Figure record listings
━━━━━━━━━━━━━━━━━━━━

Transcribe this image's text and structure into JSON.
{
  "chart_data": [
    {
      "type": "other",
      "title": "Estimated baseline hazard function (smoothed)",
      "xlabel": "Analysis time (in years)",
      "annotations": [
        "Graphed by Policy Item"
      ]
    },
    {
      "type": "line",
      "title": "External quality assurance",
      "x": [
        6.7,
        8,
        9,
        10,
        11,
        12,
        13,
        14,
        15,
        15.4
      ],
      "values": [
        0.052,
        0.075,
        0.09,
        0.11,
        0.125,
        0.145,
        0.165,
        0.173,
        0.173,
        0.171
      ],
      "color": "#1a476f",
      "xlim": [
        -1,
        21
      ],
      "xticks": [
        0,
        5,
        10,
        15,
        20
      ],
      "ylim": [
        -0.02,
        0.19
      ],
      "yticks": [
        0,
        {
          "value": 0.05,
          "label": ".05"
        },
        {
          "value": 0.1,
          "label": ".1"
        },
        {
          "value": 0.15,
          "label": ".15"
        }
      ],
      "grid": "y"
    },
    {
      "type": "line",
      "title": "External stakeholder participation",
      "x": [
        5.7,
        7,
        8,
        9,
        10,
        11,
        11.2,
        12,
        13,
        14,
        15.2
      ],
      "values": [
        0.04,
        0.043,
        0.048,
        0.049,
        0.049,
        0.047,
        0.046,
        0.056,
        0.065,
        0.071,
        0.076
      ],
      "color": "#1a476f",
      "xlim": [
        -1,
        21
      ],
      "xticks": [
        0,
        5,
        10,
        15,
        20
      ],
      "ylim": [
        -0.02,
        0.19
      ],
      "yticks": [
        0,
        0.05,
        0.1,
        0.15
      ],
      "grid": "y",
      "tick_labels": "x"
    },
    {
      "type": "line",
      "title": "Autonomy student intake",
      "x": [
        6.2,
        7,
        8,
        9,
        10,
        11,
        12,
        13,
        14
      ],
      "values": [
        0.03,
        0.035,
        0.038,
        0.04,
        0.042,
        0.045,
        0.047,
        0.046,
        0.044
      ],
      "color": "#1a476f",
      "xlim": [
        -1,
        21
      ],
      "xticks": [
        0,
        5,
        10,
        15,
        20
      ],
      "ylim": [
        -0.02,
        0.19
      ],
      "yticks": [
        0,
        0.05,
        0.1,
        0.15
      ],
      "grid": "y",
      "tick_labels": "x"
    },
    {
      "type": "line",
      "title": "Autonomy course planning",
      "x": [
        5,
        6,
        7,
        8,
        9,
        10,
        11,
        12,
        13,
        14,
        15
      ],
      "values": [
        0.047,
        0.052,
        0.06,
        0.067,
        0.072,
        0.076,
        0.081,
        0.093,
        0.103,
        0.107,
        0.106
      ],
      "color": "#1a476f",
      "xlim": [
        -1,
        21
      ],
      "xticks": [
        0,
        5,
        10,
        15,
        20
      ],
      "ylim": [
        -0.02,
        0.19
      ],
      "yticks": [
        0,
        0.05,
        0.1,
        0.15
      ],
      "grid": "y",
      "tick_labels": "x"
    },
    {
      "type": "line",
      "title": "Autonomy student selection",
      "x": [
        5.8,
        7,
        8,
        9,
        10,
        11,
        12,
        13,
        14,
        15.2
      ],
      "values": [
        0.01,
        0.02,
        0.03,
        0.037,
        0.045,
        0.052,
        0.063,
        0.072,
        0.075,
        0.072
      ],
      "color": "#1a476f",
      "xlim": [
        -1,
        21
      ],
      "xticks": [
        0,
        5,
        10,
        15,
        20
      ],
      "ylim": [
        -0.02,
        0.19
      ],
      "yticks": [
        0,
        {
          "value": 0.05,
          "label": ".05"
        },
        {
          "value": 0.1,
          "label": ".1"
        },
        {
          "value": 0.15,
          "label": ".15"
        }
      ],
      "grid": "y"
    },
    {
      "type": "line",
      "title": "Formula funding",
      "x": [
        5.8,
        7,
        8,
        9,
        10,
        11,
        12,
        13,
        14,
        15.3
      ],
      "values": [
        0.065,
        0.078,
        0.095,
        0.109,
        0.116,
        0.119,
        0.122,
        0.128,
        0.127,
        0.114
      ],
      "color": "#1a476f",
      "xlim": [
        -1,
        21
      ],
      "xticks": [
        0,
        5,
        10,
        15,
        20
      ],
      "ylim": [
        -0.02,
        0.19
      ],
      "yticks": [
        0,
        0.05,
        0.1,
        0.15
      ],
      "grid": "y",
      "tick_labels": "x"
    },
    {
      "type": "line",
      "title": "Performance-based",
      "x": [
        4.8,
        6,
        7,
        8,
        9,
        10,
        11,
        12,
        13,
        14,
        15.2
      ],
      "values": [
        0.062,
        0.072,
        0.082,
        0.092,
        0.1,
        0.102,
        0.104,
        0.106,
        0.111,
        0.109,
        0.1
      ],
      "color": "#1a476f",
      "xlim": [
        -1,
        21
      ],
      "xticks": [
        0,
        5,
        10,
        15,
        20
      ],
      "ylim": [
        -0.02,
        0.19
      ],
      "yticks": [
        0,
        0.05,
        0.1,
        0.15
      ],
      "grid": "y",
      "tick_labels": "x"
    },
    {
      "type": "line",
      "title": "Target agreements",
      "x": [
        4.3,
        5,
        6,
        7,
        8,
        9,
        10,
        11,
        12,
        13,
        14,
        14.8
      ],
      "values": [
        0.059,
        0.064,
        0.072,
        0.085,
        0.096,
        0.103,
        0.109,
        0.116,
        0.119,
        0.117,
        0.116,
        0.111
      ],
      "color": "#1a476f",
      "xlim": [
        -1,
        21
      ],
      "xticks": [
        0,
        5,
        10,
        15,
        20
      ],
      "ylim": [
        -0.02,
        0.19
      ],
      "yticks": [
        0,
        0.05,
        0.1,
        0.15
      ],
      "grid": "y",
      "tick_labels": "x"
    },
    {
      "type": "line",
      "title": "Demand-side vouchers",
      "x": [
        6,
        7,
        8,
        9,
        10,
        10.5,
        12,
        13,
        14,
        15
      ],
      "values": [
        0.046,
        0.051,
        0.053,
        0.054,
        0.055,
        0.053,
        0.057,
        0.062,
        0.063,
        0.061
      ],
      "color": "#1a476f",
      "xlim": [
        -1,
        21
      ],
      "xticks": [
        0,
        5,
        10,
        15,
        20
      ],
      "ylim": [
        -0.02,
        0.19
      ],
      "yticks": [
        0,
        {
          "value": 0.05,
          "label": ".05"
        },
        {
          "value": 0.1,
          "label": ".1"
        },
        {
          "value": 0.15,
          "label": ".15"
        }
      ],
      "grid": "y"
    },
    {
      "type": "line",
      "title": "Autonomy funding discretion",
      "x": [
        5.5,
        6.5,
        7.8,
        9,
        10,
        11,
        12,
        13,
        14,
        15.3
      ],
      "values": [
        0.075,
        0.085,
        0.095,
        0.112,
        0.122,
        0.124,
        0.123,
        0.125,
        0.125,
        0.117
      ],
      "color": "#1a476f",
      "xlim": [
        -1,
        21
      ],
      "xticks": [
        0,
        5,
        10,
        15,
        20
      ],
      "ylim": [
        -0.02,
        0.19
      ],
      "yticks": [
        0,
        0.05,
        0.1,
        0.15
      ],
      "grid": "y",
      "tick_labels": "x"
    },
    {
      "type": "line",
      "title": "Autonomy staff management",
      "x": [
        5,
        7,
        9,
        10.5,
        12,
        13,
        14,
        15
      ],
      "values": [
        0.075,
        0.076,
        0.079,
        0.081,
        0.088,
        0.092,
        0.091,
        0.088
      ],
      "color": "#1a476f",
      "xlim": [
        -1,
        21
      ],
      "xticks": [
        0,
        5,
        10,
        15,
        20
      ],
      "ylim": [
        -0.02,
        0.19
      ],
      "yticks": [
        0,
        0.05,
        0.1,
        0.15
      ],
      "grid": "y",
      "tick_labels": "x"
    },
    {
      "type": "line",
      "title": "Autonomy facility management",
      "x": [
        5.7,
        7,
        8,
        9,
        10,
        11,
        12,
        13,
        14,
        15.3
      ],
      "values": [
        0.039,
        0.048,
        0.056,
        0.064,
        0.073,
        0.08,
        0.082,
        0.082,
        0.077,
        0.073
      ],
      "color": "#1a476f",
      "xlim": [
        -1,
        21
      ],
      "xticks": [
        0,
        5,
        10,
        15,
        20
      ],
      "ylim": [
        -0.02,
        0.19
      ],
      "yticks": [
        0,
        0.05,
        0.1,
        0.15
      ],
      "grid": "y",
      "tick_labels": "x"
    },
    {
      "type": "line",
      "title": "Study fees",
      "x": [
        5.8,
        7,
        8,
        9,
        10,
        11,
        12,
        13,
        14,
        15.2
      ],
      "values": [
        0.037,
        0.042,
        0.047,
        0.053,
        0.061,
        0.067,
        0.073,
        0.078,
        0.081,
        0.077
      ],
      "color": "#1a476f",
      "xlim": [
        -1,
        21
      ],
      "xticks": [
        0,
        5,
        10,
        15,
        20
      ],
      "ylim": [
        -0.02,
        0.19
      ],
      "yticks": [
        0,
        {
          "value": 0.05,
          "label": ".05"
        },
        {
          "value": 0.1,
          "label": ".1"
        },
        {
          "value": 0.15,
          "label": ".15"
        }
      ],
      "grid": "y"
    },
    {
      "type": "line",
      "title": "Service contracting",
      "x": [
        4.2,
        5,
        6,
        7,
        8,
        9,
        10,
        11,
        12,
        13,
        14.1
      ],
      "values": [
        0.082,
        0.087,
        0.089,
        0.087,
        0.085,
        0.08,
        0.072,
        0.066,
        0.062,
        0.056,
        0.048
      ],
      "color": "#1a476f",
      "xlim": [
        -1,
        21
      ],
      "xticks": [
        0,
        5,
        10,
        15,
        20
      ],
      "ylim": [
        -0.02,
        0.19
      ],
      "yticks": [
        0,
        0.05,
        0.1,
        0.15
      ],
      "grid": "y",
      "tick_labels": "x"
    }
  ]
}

━━━━━━━━━━━━━━━━━━━━

■ **Problem description**
Pick out every line holding the string "student" and return it.

■ **Reply**
      "title": "Autonomy student intake",
      "title": "Autonomy student selection",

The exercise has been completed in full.